• Material for the task

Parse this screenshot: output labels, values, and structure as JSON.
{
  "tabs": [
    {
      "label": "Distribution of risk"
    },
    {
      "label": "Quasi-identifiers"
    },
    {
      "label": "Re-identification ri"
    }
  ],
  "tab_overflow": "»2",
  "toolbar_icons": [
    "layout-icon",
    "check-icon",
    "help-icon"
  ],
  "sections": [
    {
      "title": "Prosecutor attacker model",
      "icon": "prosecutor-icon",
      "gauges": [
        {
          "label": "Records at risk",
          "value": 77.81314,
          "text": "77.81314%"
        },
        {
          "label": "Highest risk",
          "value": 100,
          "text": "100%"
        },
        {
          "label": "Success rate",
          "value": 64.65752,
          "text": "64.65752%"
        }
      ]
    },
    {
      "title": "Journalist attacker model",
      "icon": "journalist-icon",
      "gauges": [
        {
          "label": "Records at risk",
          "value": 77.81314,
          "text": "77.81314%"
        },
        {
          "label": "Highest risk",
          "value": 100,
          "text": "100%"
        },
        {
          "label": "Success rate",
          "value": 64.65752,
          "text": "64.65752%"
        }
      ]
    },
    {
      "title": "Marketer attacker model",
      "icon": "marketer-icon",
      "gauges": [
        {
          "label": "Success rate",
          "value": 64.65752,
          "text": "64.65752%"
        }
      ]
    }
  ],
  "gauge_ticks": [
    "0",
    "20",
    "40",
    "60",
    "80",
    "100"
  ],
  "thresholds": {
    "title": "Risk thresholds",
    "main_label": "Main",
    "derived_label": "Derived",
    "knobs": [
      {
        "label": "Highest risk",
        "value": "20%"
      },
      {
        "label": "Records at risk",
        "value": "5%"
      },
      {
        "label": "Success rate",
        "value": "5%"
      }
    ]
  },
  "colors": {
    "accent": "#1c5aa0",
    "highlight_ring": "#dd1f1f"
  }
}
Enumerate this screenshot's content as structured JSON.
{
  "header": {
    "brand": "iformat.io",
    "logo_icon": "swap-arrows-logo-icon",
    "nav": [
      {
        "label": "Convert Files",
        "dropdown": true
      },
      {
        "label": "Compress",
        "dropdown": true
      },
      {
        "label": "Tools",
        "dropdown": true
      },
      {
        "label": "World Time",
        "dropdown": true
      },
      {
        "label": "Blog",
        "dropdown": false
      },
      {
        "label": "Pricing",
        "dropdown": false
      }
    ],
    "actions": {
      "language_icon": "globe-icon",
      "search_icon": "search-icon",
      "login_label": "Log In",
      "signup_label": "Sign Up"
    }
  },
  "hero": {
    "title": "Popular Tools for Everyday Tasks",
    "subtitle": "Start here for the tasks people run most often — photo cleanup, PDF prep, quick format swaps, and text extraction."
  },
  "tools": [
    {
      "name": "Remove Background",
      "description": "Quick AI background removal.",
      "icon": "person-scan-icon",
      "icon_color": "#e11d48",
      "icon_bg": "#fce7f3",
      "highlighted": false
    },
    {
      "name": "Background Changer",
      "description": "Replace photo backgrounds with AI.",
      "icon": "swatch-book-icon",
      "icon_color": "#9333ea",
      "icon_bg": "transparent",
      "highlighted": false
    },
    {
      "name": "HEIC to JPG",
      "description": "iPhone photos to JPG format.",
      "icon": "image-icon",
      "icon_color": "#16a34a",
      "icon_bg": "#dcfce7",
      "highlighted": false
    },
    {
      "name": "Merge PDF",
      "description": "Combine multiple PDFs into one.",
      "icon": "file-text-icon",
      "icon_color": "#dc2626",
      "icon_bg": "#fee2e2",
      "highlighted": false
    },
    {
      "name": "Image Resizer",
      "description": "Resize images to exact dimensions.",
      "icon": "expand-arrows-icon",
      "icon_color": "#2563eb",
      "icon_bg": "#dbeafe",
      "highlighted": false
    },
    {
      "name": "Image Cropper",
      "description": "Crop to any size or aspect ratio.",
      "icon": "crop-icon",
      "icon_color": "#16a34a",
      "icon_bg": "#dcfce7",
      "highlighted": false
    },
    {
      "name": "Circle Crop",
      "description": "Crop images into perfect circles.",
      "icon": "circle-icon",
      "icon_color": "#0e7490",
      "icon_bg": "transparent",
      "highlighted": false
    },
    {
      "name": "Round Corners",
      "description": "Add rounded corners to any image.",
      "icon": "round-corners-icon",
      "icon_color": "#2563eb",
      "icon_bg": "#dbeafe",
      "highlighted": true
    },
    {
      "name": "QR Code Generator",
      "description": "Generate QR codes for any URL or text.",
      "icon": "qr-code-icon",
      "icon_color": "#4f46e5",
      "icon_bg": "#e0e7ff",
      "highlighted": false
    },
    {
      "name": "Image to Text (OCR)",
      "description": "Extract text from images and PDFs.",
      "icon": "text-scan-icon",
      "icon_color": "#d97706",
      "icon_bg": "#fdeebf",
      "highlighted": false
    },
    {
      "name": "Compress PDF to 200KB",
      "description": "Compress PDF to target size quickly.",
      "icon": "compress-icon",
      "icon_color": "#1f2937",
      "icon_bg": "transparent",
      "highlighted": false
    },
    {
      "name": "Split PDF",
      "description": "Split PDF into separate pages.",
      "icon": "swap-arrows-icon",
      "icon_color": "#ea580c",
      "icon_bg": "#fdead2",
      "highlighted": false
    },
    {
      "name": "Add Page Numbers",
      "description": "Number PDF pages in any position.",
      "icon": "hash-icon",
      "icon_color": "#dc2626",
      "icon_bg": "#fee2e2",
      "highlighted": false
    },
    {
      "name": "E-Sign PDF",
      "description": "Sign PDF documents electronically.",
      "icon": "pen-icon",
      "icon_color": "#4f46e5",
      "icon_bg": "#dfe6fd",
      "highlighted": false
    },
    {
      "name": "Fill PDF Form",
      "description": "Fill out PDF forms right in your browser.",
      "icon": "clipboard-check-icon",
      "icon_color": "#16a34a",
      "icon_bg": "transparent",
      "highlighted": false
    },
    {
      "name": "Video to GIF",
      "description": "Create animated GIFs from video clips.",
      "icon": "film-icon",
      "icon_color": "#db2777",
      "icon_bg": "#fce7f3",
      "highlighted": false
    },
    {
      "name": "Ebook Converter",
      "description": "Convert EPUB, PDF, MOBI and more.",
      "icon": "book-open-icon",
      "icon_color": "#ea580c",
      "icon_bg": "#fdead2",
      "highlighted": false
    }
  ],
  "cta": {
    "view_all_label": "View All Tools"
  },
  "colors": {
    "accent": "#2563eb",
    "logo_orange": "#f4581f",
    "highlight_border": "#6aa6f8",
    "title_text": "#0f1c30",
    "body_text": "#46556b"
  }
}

* * *

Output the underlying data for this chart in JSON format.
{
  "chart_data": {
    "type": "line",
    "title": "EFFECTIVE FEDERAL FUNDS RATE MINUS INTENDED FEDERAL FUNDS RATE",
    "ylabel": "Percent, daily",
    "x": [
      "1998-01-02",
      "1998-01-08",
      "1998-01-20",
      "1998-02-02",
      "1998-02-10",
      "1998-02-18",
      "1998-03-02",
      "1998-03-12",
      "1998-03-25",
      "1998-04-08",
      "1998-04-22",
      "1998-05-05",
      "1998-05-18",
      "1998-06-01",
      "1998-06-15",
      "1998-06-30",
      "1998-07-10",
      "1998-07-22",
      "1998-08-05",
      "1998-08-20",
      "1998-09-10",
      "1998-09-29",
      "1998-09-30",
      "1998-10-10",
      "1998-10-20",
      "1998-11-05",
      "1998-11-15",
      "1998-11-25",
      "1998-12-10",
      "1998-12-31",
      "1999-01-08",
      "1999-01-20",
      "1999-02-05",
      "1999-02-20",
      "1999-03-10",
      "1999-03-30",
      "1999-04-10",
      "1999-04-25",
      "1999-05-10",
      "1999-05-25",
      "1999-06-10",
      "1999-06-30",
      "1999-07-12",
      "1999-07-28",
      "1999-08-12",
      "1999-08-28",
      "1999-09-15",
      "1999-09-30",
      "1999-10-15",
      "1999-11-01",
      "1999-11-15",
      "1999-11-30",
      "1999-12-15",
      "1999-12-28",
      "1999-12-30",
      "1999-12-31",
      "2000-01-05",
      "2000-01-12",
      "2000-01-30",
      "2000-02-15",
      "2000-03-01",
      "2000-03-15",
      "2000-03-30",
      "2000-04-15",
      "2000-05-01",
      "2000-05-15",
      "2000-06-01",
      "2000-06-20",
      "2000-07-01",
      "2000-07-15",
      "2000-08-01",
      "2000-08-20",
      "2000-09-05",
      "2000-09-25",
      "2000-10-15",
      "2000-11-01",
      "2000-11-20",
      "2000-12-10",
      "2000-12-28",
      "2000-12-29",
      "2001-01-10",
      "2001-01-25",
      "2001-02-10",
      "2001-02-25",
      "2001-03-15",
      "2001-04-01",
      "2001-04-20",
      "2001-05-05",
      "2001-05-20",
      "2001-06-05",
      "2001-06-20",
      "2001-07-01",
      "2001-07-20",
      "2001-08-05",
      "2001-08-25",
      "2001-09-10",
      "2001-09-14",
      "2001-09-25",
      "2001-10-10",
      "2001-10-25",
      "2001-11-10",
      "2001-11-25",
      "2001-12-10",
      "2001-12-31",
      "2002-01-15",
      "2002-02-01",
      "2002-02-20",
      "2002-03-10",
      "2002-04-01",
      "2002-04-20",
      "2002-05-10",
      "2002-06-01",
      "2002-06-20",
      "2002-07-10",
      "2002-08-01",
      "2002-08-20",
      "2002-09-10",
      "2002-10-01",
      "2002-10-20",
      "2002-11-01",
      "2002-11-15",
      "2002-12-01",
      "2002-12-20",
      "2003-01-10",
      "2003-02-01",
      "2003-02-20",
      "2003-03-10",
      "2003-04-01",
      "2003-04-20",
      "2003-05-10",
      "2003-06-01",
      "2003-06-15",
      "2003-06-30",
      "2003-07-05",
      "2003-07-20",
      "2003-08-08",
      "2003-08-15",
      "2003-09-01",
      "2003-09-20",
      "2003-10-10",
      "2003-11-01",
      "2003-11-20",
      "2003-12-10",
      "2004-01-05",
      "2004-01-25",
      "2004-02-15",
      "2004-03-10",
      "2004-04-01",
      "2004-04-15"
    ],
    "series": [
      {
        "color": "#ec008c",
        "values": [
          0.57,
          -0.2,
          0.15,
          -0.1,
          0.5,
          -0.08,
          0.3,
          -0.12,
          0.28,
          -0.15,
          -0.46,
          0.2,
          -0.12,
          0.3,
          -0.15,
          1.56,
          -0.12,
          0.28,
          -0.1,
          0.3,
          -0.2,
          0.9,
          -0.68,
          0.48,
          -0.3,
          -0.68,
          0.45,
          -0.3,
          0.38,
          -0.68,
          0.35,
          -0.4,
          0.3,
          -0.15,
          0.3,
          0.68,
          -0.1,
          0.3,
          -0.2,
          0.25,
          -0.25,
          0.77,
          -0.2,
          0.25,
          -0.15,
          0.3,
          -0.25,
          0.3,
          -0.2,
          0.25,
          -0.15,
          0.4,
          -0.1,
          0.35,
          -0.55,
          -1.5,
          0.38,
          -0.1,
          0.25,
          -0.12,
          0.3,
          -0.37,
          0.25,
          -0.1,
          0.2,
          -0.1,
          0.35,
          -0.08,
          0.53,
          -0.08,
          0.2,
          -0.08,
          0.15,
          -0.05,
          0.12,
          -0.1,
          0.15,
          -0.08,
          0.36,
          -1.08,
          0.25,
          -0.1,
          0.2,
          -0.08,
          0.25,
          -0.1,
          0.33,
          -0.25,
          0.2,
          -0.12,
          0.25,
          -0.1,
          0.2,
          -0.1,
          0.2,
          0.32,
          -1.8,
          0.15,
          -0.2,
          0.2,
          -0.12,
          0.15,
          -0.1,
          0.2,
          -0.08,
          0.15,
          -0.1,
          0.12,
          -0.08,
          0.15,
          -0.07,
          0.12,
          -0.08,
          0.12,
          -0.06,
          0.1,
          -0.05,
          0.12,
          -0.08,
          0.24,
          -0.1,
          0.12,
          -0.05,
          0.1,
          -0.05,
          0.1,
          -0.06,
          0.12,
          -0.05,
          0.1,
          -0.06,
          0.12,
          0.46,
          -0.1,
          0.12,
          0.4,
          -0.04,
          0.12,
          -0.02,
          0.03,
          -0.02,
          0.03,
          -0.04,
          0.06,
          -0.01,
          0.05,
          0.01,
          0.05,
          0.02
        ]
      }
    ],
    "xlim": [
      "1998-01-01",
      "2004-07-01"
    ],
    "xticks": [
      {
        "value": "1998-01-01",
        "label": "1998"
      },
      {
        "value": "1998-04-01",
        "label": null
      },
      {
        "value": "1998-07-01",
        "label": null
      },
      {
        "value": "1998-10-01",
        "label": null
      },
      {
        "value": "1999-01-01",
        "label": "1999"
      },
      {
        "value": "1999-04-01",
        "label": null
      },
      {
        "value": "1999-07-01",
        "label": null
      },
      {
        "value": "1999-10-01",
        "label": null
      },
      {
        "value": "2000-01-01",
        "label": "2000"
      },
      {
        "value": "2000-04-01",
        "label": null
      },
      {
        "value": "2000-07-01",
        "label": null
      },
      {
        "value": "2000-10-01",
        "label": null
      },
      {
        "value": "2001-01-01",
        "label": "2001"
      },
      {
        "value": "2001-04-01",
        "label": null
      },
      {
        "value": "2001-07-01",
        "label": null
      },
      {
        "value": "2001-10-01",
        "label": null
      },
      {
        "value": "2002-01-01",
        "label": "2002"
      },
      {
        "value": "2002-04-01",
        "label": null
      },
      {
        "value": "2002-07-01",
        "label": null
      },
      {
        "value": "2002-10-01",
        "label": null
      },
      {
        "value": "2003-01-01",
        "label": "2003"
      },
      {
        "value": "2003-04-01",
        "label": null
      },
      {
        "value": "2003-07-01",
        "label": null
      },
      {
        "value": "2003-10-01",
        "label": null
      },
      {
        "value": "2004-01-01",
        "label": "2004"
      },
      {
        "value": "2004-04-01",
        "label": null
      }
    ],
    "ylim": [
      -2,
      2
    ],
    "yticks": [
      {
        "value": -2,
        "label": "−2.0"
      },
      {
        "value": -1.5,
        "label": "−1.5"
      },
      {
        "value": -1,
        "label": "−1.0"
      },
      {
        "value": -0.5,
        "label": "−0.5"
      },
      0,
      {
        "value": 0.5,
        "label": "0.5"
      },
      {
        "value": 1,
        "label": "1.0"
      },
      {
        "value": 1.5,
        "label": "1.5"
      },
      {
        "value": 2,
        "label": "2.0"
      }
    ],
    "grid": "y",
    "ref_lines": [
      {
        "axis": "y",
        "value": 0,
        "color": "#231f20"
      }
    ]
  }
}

• Your task
Go through the material line by line. Show each line that contains the string "attacker".

• Full output
      "title": "Prosecutor attacker model",
      "title": "Journalist attacker model",
      "title": "Marketer attacker model",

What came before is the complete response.